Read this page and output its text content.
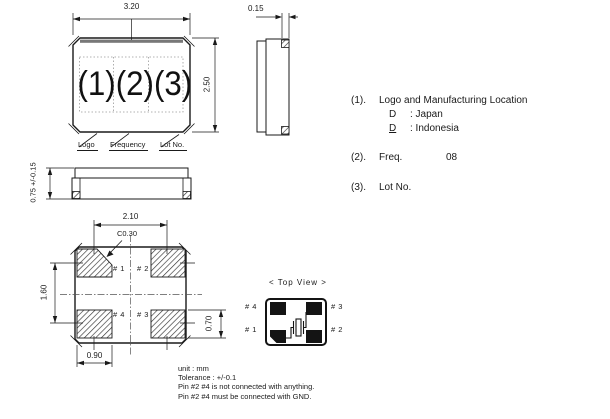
3.20
2.50
(1) (2) (3)
Logo	Frequency	Lot No.
0.15
0.75 +/-0.15
2.10
C0.30
1.60
0.90
0.70
# 1 # 2
# 4 # 3
< Top View >
# 4
# 1
# 3
# 2
(1). Logo and Manufacturing Location
D : Japan
D : Indonesia
(2). Freq.	08
(3). Lot No.
unit : mm
Tolerance : +/-0.1
Pin #2 #4 is not connected with anything.
Pin #2 #4 must be connected with GND.
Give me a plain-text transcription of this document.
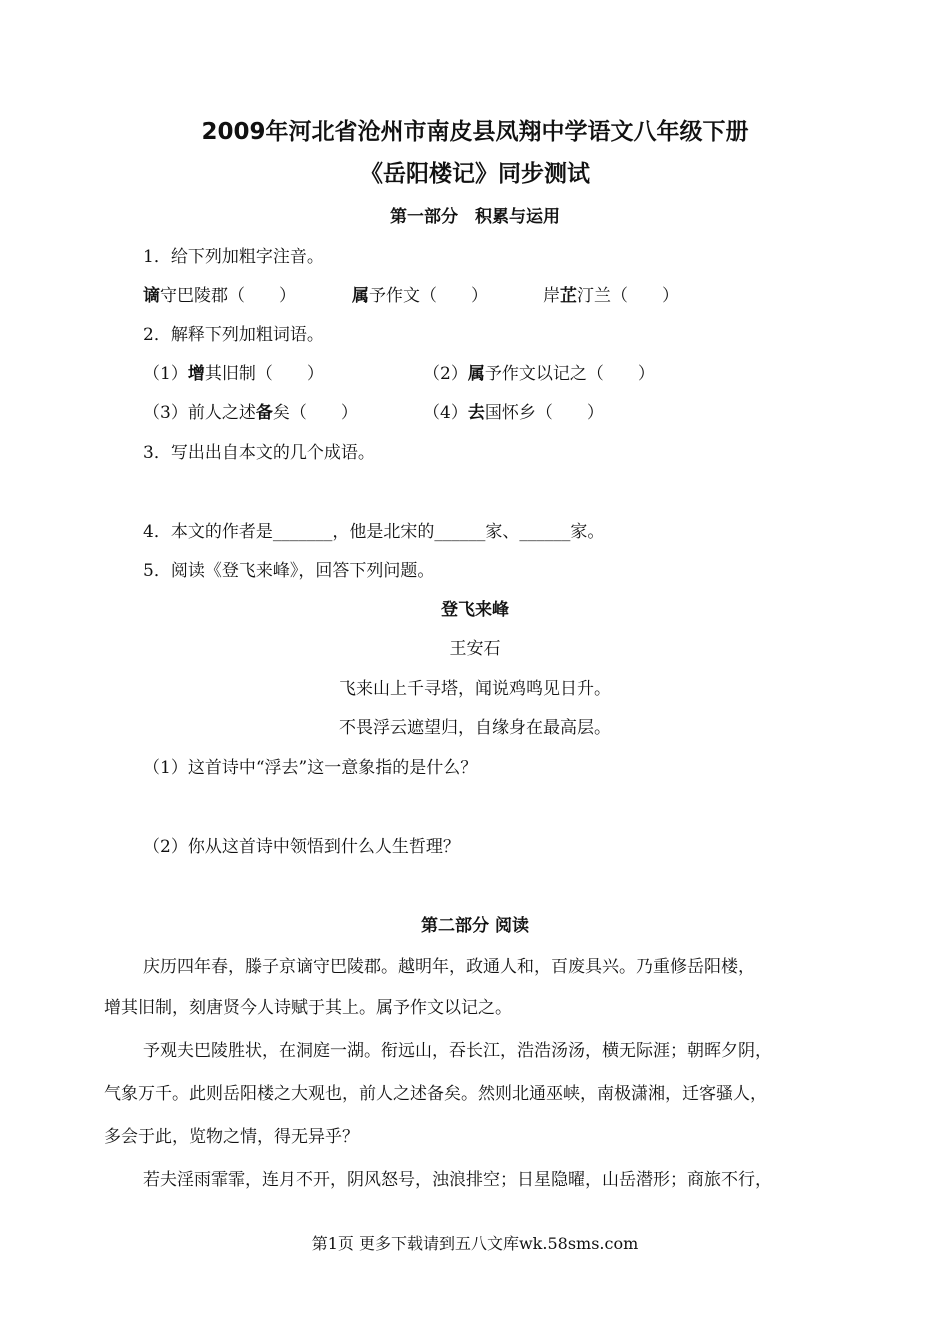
2009年河北省沧州市南皮县凤翔中学语文八年级下册
《岳阳楼记》同步测试
第一部分　积累与运用
1．给下列加粗字注音。
谪守巴陵郡（　　）	属予作文（　　）	岸芷汀兰（　　）
2．解释下列加粗词语。
（1）增其旧制（　　）	（2）属予作文以记之（　　）
（3）前人之述备矣（　　）	（4）去国怀乡（　　）
3．写出出自本文的几个成语。
4．本文的作者是_______，他是北宋的______家、______家。
5．阅读《登飞来峰》，回答下列问题。
登飞来峰
王安石
飞来山上千寻塔，闻说鸡鸣见日升。
不畏浮云遮望归，自缘身在最高层。
（1）这首诗中“浮去”这一意象指的是什么？
（2）你从这首诗中领悟到什么人生哲理？
第二部分 阅读
庆历四年春，滕子京谪守巴陵郡。越明年，政通人和，百废具兴。乃重修岳阳楼，
增其旧制，刻唐贤今人诗赋于其上。属予作文以记之。
予观夫巴陵胜状，在洞庭一湖。衔远山，吞长江，浩浩汤汤，横无际涯；朝晖夕阴，
气象万千。此则岳阳楼之大观也，前人之述备矣。然则北通巫峡，南极潇湘，迁客骚人，
多会于此，览物之情，得无异乎？
若夫淫雨霏霏，连月不开，阴风怒号，浊浪排空；日星隐曜，山岳潜形；商旅不行，
第1页 更多下载请到五八文库wk.58sms.com
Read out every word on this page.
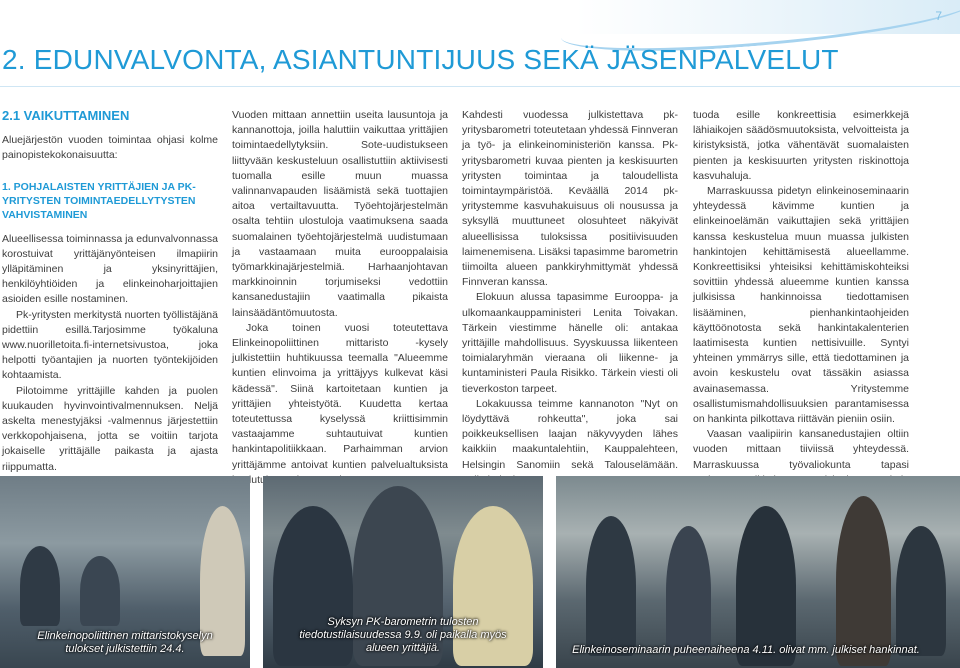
7
2. EDUNVALVONTA, ASIANTUNTIJUUS SEKÄ JÄSENPALVELUT
2.1 VAIKUTTAMINEN

Aluejärjestön vuoden toimintaa ohjasi kolme painopistekokonaisuutta:

1. POHJALAISTEN YRITTÄJIEN JA PK-YRITYSTEN TOIMINTAEDELLYTYSTEN VAHVISTAMINEN

Alueellisessa toiminnassa ja edunvalvonnassa korostuivat yrittäjänyönteisen ilmapiirin ylläpitäminen ja yksinyrittäjien, henkilöyhtiöiden ja elinkeinoharjoittajien asioiden esille nostaminen.

Pk-yritysten merkitystä nuorten työllistäjänä pidettiin esillä.Tarjosimme työkaluna www.nuorilletoita.fi-internetsivustoa, joka helpotti työantajien ja nuorten työntekijöiden kohtaamista.

Pilotoimme yrittäjille kahden ja puolen kuukauden hyvinvointivalmennuksen. Neljä askelta menestyjäksi -valmennus järjestettiin verkkopohjaisena, jotta se voitiin tarjota jokaiselle yrittäjälle paikasta ja ajasta riippumatta.

Vuoden mittaan annettiin useita lausuntoja ja kannanottoja, joilla haluttiin vaikuttaa yrittäjien toimintaedellytyksiin. Sote-uudistukseen liittyvään keskusteluun osallistuttiin aktiivisesti tuomalla esille muun muassa valinnanvapauden lisäämistä sekä tuottajien aitoa vertailtavuutta. Työehtojärjestelmän osalta tehtiin ulostuloja vaatimuksena saada suomalainen työehtojärjestelmä uudistumaan ja vastaamaan muita eurooppalaisia työmarkkinajärjestelmiä. Harhaanjohtavan markkinoinnin torjumiseksi vedottiin kansanedustajiin vaatimalla pikaista lainsäädäntömuutosta.

Joka toinen vuosi toteutettava Elinkeinopoliittinen mittaristo -kysely julkistettiin huhtikuussa teemalla "Alueemme kuntien elinvoima ja yrittäjyys kulkevat käsi kädessä". Siinä kartoitetaan kuntien ja yrittäjien yhteistyötä. Kuudetta kertaa toteutettussa kyselyssä kriittisimmin vastaajamme suhtautuivat kuntien hankintapolitiikkaan. Parhaimman arvion yrittäjämme antoivat kuntien palvelualtuksista

Kahdesti vuodessa julkistettava pk-yritysbarometri toteutetaan yhdessä Finnveran ja työ- ja elinkeinoministeriön kanssa. Pk-yritysbarometri kuvaa pienten ja keskisuurten yritysten toimintaa ja taloudellista toimintaympäristöä. Keväällä 2014 pk-yritystemme kasvuhakuisuus oli nousussa ja syksyllä muuttuneet olosuhteet näkyivät alueellisissa tuloksissa positiivisuuden laimenemisena. Lisäksi tapasimme barometrin tiimoilta alueen pankkiryhmittymät yhdessä Finnveran kanssa.

Elokuun alussa tapasimme Eurooppa- ja ulkomaankauppaministeri Lenita Toivakan. Tärkein viestimme hänelle oli: antakaa yrittäjille mahdollisuus. Syyskuussa liikenteen toimialaryhmän vieraana oli liikenne- ja kuntaministeri Paula Risikko. Tärkein viesti oli tieverkoston tarpeet.

Lokakuussa teimme kannanoton "Nyt on löydyttävä rohkeutta", joka sai poikkeuksellisen laajan näkyvyyden lähes kaikkiin maakuntalehtiin, Kauppalehteen, Helsingin Sanomiin sekä Talouselämään.

tuoda esille konkreettisia esimerkkejä lähiaikojen säädösmuutoksista, velvoitteista ja kiristyksistä, jotka vähentävät suomalaisten pienten ja keskisuurten yritysten riskinottoja kasvuhaluja.

Marraskuussa pidetyn elinkeinoseminaarin yhteydessä kävimme kuntien ja elinkeinoelämän vaikuttajien sekä yrittäjien kanssa keskustelua muun muassa julkisten hankintojen kehittämisestä alueellamme. Konkreettisiksi yhteisiksi kehittämiskohteiksi sovittiin yhdessä alueemme kuntien kanssa julkisissa hankinnoissa tiedottamisen lisääminen, pienhankintaohjeiden käyttöönotosta sekä hankintakalenterien laatimisesta kuntien nettisivuille. Syntyi yhteinen ymmärrys sille, että tiedottaminen ja avoin keskustelu ovat tässäkin asiassa avainasemassa. Yritystemme osallistumismahdollisuuksien parantamisessa on hankinta pilkottava riittävän pieniin osiin.

Vaasan vaalipiirin kansanedustajien oltiin vuoden mittaan tiiviissä yhteydessä. Marraskuussa työvaliokunta tapasi

Elinkeinopoliittinen mittaristokyselyn tulokset julkistettiin 24.4.
Syksyn PK-barometrin tulosten tiedotustilaisuudessa 9.9. oli paikalla myös alueen yrittäjiä.	Elinkeinoseminaarin puheenaiheena 4.11. olivat mm. julkiset hankinnat.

================================

- **What the exercise asks**: Go through the entries above and print each one exactly, minus the pictures.

- **Result**:
Read this page and output its text content.
3.20
2.50
(1) (2) (3)
Logo	Frequency	Lot No.
0.15
0.75 +/-0.15
2.10
C0.30
1.60
0.90
0.70
# 1 # 2
# 4 # 3
< Top View >
# 4
# 1
# 3
# 2
(1). Logo and Manufacturing Location
D : Japan
D : Indonesia
(2). Freq.	08
(3). Lot No.
unit : mm
Tolerance : +/-0.1
Pin #2 #4 is not connected with anything.
Pin #2 #4 must be connected with GND.
Give me a plain-text transcription of this document.
2009年河北省沧州市南皮县凤翔中学语文八年级下册
《岳阳楼记》同步测试
第一部分　积累与运用
1．给下列加粗字注音。
谪守巴陵郡（　　）	属予作文（　　）	岸芷汀兰（　　）
2．解释下列加粗词语。
（1）增其旧制（　　）	（2）属予作文以记之（　　）
（3）前人之述备矣（　　）	（4）去国怀乡（　　）
3．写出出自本文的几个成语。
4．本文的作者是_______，他是北宋的______家、______家。
5．阅读《登飞来峰》，回答下列问题。
登飞来峰
王安石
飞来山上千寻塔，闻说鸡鸣见日升。
不畏浮云遮望归，自缘身在最高层。
（1）这首诗中“浮去”这一意象指的是什么？
（2）你从这首诗中领悟到什么人生哲理？
第二部分 阅读
庆历四年春，滕子京谪守巴陵郡。越明年，政通人和，百废具兴。乃重修岳阳楼，
增其旧制，刻唐贤今人诗赋于其上。属予作文以记之。
予观夫巴陵胜状，在洞庭一湖。衔远山，吞长江，浩浩汤汤，横无际涯；朝晖夕阴，
气象万千。此则岳阳楼之大观也，前人之述备矣。然则北通巫峡，南极潇湘，迁客骚人，
多会于此，览物之情，得无异乎？
若夫淫雨霏霏，连月不开，阴风怒号，浊浪排空；日星隐曜，山岳潜形；商旅不行，
第1页 更多下载请到五八文库wk.58sms.com
Read out every word on this page.
7
2. EDUNVALVONTA, ASIANTUNTIJUUS SEKÄ JÄSENPALVELUT
2.1 VAIKUTTAMINEN

Aluejärjestön vuoden toimintaa ohjasi kolme painopistekokonaisuutta:

1. POHJALAISTEN YRITTÄJIEN JA PK-YRITYSTEN TOIMINTAEDELLYTYSTEN VAHVISTAMINEN

Alueellisessa toiminnassa ja edunvalvonnassa korostuivat yrittäjänyönteisen ilmapiirin ylläpitäminen ja yksinyrittäjien, henkilöyhtiöiden ja elinkeinoharjoittajien asioiden esille nostaminen.

Pk-yritysten merkitystä nuorten työllistäjänä pidettiin esillä.Tarjosimme työkaluna www.nuorilletoita.fi-internetsivustoa, joka helpotti työantajien ja nuorten työntekijöiden kohtaamista.

Pilotoimme yrittäjille kahden ja puolen kuukauden hyvinvointivalmennuksen. Neljä askelta menestyjäksi -valmennus järjestettiin verkkopohjaisena, jotta se voitiin tarjota jokaiselle yrittäjälle paikasta ja ajasta riippumatta.

Vuoden mittaan annettiin useita lausuntoja ja kannanottoja, joilla haluttiin vaikuttaa yrittäjien toimintaedellytyksiin. Sote-uudistukseen liittyvään keskusteluun osallistuttiin aktiivisesti tuomalla esille muun muassa valinnanvapauden lisäämistä sekä tuottajien aitoa vertailtavuutta. Työehtojärjestelmän osalta tehtiin ulostuloja vaatimuksena saada suomalainen työehtojärjestelmä uudistumaan ja vastaamaan muita eurooppalaisia työmarkkinajärjestelmiä. Harhaanjohtavan markkinoinnin torjumiseksi vedottiin kansanedustajiin vaatimalla pikaista lainsäädäntömuutosta.

Joka toinen vuosi toteutettava Elinkeinopoliittinen mittaristo -kysely julkistettiin huhtikuussa teemalla "Alueemme kuntien elinvoima ja yrittäjyys kulkevat käsi kädessä". Siinä kartoitetaan kuntien ja yrittäjien yhteistyötä. Kuudetta kertaa toteutettussa kyselyssä kriittisimmin vastaajamme suhtautuivat kuntien hankintapolitiikkaan. Parhaimman arvion yrittäjämme antoivat kuntien palvelualtuksista

Kahdesti vuodessa julkistettava pk-yritysbarometri toteutetaan yhdessä Finnveran ja työ- ja elinkeinoministeriön kanssa. Pk-yritysbarometri kuvaa pienten ja keskisuurten yritysten toimintaa ja taloudellista toimintaympäristöä. Keväällä 2014 pk-yritystemme kasvuhakuisuus oli nousussa ja syksyllä muuttuneet olosuhteet näkyivät alueellisissa tuloksissa positiivisuuden laimenemisena. Lisäksi tapasimme barometrin tiimoilta alueen pankkiryhmittymät yhdessä Finnveran kanssa.

Elokuun alussa tapasimme Eurooppa- ja ulkomaankauppaministeri Lenita Toivakan. Tärkein viestimme hänelle oli: antakaa yrittäjille mahdollisuus. Syyskuussa liikenteen toimialaryhmän vieraana oli liikenne- ja kuntaministeri Paula Risikko. Tärkein viesti oli tieverkoston tarpeet.

Lokakuussa teimme kannanoton "Nyt on löydyttävä rohkeutta", joka sai poikkeuksellisen laajan näkyvyyden lähes kaikkiin maakuntalehtiin, Kauppalehteen, Helsingin Sanomiin sekä Talouselämään.

tuoda esille konkreettisia esimerkkejä lähiaikojen säädösmuutoksista, velvoitteista ja kiristyksistä, jotka vähentävät suomalaisten pienten ja keskisuurten yritysten riskinottoja kasvuhaluja.

Marraskuussa pidetyn elinkeinoseminaarin yhteydessä kävimme kuntien ja elinkeinoelämän vaikuttajien sekä yrittäjien kanssa keskustelua muun muassa julkisten hankintojen kehittämisestä alueellamme. Konkreettisiksi yhteisiksi kehittämiskohteiksi sovittiin yhdessä alueemme kuntien kanssa julkisissa hankinnoissa tiedottamisen lisääminen, pienhankintaohjeiden käyttöönotosta sekä hankintakalenterien laatimisesta kuntien nettisivuille. Syntyi yhteinen ymmärrys sille, että tiedottaminen ja avoin keskustelu ovat tässäkin asiassa avainasemassa. Yritystemme osallistumismahdollisuuksien parantamisessa on hankinta pilkottava riittävän pieniin osiin.

Vaasan vaalipiirin kansanedustajien oltiin vuoden mittaan tiiviissä yhteydessä. Marraskuussa työvaliokunta tapasi

Elinkeinopoliittinen mittaristokyselyn tulokset julkistettiin 24.4.
Syksyn PK-barometrin tulosten tiedotustilaisuudessa 9.9. oli paikalla myös alueen yrittäjiä.	Elinkeinoseminaarin puheenaiheena 4.11. olivat mm. julkiset hankinnat.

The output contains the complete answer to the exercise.